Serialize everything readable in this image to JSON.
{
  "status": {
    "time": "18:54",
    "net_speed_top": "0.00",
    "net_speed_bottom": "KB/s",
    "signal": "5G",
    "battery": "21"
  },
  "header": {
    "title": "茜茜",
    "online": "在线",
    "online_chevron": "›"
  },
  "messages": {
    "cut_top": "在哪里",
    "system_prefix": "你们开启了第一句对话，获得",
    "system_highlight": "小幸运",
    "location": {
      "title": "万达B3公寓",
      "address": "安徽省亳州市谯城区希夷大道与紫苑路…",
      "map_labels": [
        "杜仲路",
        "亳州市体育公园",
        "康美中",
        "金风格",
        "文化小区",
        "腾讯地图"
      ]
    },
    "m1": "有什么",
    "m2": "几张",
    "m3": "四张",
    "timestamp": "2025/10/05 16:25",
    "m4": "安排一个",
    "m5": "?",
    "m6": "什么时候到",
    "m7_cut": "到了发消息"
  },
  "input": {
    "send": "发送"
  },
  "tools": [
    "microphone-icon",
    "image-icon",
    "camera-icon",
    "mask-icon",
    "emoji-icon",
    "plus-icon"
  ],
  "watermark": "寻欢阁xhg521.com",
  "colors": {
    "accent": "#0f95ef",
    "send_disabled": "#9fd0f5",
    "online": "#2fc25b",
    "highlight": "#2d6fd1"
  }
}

_Instructions for the task:_
Copy every record above exactly as it appears.

_Answer to the problem:_
Serialize everything readable in this image to JSON.
{
  "status": {
    "time": "18:54",
    "net_speed_top": "0.00",
    "net_speed_bottom": "KB/s",
    "signal": "5G",
    "battery": "21"
  },
  "header": {
    "title": "茜茜",
    "online": "在线",
    "online_chevron": "›"
  },
  "messages": {
    "cut_top": "在哪里",
    "system_prefix": "你们开启了第一句对话，获得",
    "system_highlight": "小幸运",
    "location": {
      "title": "万达B3公寓",
      "address": "安徽省亳州市谯城区希夷大道与紫苑路…",
      "map_labels": [
        "杜仲路",
        "亳州市体育公园",
        "康美中",
        "金风格",
        "文化小区",
        "腾讯地图"
      ]
    },
    "m1": "有什么",
    "m2": "几张",
    "m3": "四张",
    "timestamp": "2025/10/05 16:25",
    "m4": "安排一个",
    "m5": "?",
    "m6": "什么时候到",
    "m7_cut": "到了发消息"
  },
  "input": {
    "send": "发送"
  },
  "tools": [
    "microphone-icon",
    "image-icon",
    "camera-icon",
    "mask-icon",
    "emoji-icon",
    "plus-icon"
  ],
  "watermark": "寻欢阁xhg521.com",
  "colors": {
    "accent": "#0f95ef",
    "send_disabled": "#9fd0f5",
    "online": "#2fc25b",
    "highlight": "#2d6fd1"
  }
}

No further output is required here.